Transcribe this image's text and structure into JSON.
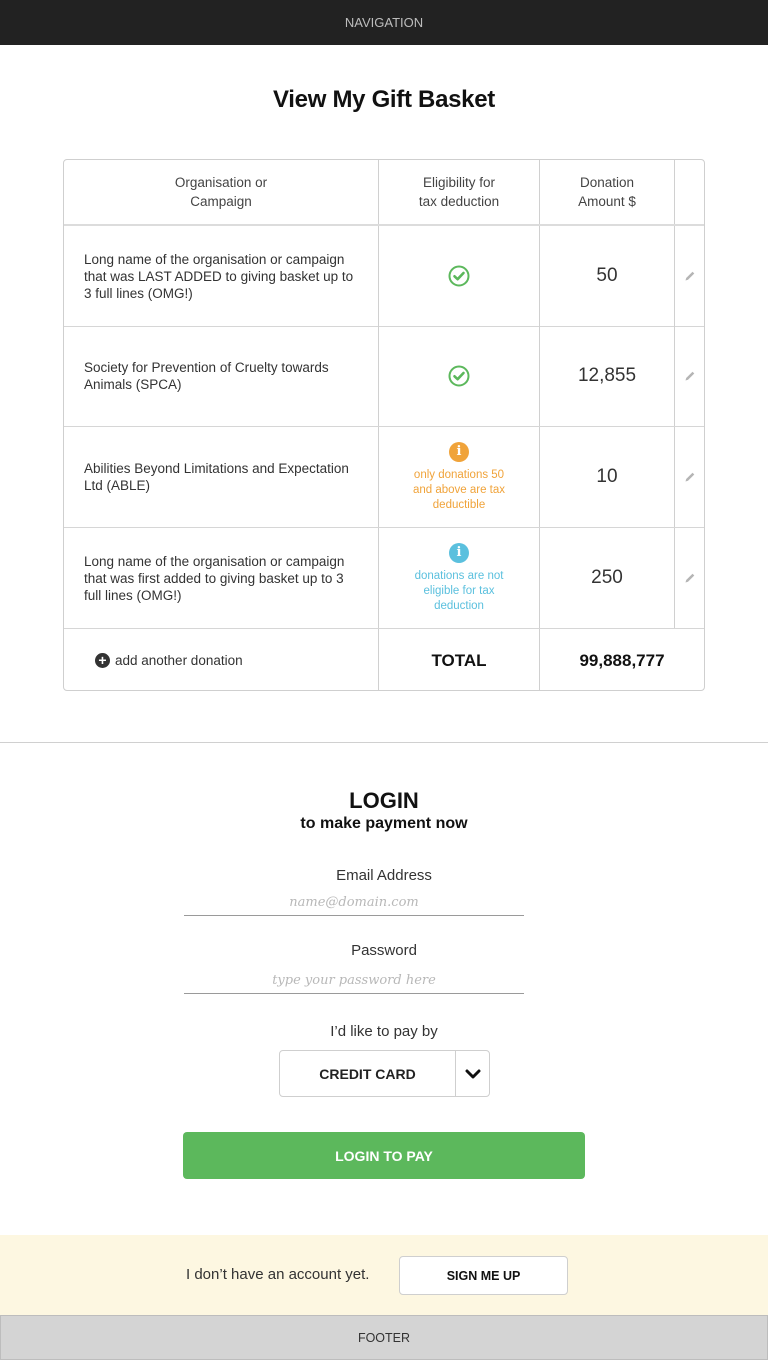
{
  "navigation": {
    "label": "NAVIGATION"
  },
  "page": {
    "title": "View My Gift Basket"
  },
  "basket": {
    "headers": {
      "col1_line1": "Organisation or",
      "col1_line2": "Campaign",
      "col2_line1": "Eligibility for",
      "col2_line2": "tax deduction",
      "col3_line1": "Donation",
      "col3_line2": "Amount $"
    },
    "rows": [
      {
        "name": "Long name of the organisation or campaign that was LAST ADDED to giving basket up to 3 full lines (OMG!)",
        "eligibility": "eligible",
        "icon": "check-circle-icon",
        "amount": "50"
      },
      {
        "name": "Society for Prevention of Cruelty towards Animals (SPCA)",
        "eligibility": "eligible",
        "icon": "check-circle-icon",
        "amount": "12,855"
      },
      {
        "name": "Abilities Beyond Limitations and Expectation Ltd (ABLE)",
        "eligibility": "partial",
        "icon": "info-icon",
        "note": "only donations 50 and above are tax deductible",
        "color": "#f0a33a",
        "amount": "10"
      },
      {
        "name": "Long name of the organisation or campaign that was first added to giving basket up to 3 full lines (OMG!)",
        "eligibility": "not-eligible",
        "icon": "info-icon",
        "note": "donations are not eligible for tax deduction",
        "color": "#5bc0de",
        "amount": "250"
      }
    ],
    "add_label": "add another donation",
    "total_label": "TOTAL",
    "total_value": "99,888,777"
  },
  "login": {
    "title": "LOGIN",
    "subtitle": "to make payment now",
    "email_label": "Email Address",
    "email_placeholder": "name@domain.com",
    "password_label": "Password",
    "password_placeholder": "type your password here",
    "pay_label": "I’d like to pay by",
    "pay_method": "CREDIT CARD",
    "submit_label": "LOGIN TO PAY"
  },
  "signup": {
    "text": "I don’t have an account yet.",
    "button_label": "SIGN ME UP"
  },
  "footer": {
    "label": "FOOTER"
  },
  "colors": {
    "success": "#5cb85c",
    "warning": "#f0a33a",
    "info": "#5bc0de",
    "nav_bg": "#222222",
    "signup_bg": "#fdf7e1"
  }
}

--------

Copy the whole of the material above exactly, but not its images.

## Exercise result
Transcribe this image's text and structure into JSON.
{
  "navigation": {
    "label": "NAVIGATION"
  },
  "page": {
    "title": "View My Gift Basket"
  },
  "basket": {
    "headers": {
      "col1_line1": "Organisation or",
      "col1_line2": "Campaign",
      "col2_line1": "Eligibility for",
      "col2_line2": "tax deduction",
      "col3_line1": "Donation",
      "col3_line2": "Amount $"
    },
    "rows": [
      {
        "name": "Long name of the organisation or campaign that was LAST ADDED to giving basket up to 3 full lines (OMG!)",
        "eligibility": "eligible",
        "icon": "check-circle-icon",
        "amount": "50"
      },
      {
        "name": "Society for Prevention of Cruelty towards Animals (SPCA)",
        "eligibility": "eligible",
        "icon": "check-circle-icon",
        "amount": "12,855"
      },
      {
        "name": "Abilities Beyond Limitations and Expectation Ltd (ABLE)",
        "eligibility": "partial",
        "icon": "info-icon",
        "note": "only donations 50 and above are tax deductible",
        "color": "#f0a33a",
        "amount": "10"
      },
      {
        "name": "Long name of the organisation or campaign that was first added to giving basket up to 3 full lines (OMG!)",
        "eligibility": "not-eligible",
        "icon": "info-icon",
        "note": "donations are not eligible for tax deduction",
        "color": "#5bc0de",
        "amount": "250"
      }
    ],
    "add_label": "add another donation",
    "total_label": "TOTAL",
    "total_value": "99,888,777"
  },
  "login": {
    "title": "LOGIN",
    "subtitle": "to make payment now",
    "email_label": "Email Address",
    "email_placeholder": "name@domain.com",
    "password_label": "Password",
    "password_placeholder": "type your password here",
    "pay_label": "I’d like to pay by",
    "pay_method": "CREDIT CARD",
    "submit_label": "LOGIN TO PAY"
  },
  "signup": {
    "text": "I don’t have an account yet.",
    "button_label": "SIGN ME UP"
  },
  "footer": {
    "label": "FOOTER"
  },
  "colors": {
    "success": "#5cb85c",
    "warning": "#f0a33a",
    "info": "#5bc0de",
    "nav_bg": "#222222",
    "signup_bg": "#fdf7e1"
  }
}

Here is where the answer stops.